=== DIRECTIONS ===
Go through the entries below and write each one out exactly.

=== INPUT RECORDS ===
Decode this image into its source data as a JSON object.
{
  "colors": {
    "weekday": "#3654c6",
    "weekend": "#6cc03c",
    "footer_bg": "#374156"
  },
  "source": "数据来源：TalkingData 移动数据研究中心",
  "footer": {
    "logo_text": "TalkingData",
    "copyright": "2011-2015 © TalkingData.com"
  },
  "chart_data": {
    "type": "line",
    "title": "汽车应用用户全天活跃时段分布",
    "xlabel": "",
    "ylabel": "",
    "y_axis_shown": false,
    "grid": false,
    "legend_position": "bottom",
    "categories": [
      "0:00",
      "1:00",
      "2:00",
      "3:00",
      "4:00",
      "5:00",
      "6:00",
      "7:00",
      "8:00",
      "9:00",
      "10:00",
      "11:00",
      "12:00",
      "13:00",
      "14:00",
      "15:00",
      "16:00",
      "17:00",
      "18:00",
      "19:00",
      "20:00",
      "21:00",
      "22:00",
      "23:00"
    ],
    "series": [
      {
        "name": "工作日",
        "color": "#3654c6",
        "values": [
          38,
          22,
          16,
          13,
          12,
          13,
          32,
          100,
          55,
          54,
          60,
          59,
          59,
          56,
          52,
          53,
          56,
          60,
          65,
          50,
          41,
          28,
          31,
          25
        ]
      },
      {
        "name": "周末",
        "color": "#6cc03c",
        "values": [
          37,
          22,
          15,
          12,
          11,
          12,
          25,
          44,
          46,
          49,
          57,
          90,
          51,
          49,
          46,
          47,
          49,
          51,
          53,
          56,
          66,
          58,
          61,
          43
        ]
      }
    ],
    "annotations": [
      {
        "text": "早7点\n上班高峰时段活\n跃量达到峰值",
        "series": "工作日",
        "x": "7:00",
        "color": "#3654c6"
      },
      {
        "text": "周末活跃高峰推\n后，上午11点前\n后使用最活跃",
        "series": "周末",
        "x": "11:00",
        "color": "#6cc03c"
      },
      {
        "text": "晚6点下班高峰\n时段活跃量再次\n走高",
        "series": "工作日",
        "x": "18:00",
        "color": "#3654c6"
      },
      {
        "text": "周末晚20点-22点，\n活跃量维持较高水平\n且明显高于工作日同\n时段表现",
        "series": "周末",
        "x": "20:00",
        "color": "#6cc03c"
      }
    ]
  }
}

=== FINISHED ANSWER ===
Decode this image into its source data as a JSON object.
{
  "colors": {
    "weekday": "#3654c6",
    "weekend": "#6cc03c",
    "footer_bg": "#374156"
  },
  "source": "数据来源：TalkingData 移动数据研究中心",
  "footer": {
    "logo_text": "TalkingData",
    "copyright": "2011-2015 © TalkingData.com"
  },
  "chart_data": {
    "type": "line",
    "title": "汽车应用用户全天活跃时段分布",
    "xlabel": "",
    "ylabel": "",
    "y_axis_shown": false,
    "grid": false,
    "legend_position": "bottom",
    "categories": [
      "0:00",
      "1:00",
      "2:00",
      "3:00",
      "4:00",
      "5:00",
      "6:00",
      "7:00",
      "8:00",
      "9:00",
      "10:00",
      "11:00",
      "12:00",
      "13:00",
      "14:00",
      "15:00",
      "16:00",
      "17:00",
      "18:00",
      "19:00",
      "20:00",
      "21:00",
      "22:00",
      "23:00"
    ],
    "series": [
      {
        "name": "工作日",
        "color": "#3654c6",
        "values": [
          38,
          22,
          16,
          13,
          12,
          13,
          32,
          100,
          55,
          54,
          60,
          59,
          59,
          56,
          52,
          53,
          56,
          60,
          65,
          50,
          41,
          28,
          31,
          25
        ]
      },
      {
        "name": "周末",
        "color": "#6cc03c",
        "values": [
          37,
          22,
          15,
          12,
          11,
          12,
          25,
          44,
          46,
          49,
          57,
          90,
          51,
          49,
          46,
          47,
          49,
          51,
          53,
          56,
          66,
          58,
          61,
          43
        ]
      }
    ],
    "annotations": [
      {
        "text": "早7点\n上班高峰时段活\n跃量达到峰值",
        "series": "工作日",
        "x": "7:00",
        "color": "#3654c6"
      },
      {
        "text": "周末活跃高峰推\n后，上午11点前\n后使用最活跃",
        "series": "周末",
        "x": "11:00",
        "color": "#6cc03c"
      },
      {
        "text": "晚6点下班高峰\n时段活跃量再次\n走高",
        "series": "工作日",
        "x": "18:00",
        "color": "#3654c6"
      },
      {
        "text": "周末晚20点-22点，\n活跃量维持较高水平\n且明显高于工作日同\n时段表现",
        "series": "周末",
        "x": "20:00",
        "color": "#6cc03c"
      }
    ]
  }
}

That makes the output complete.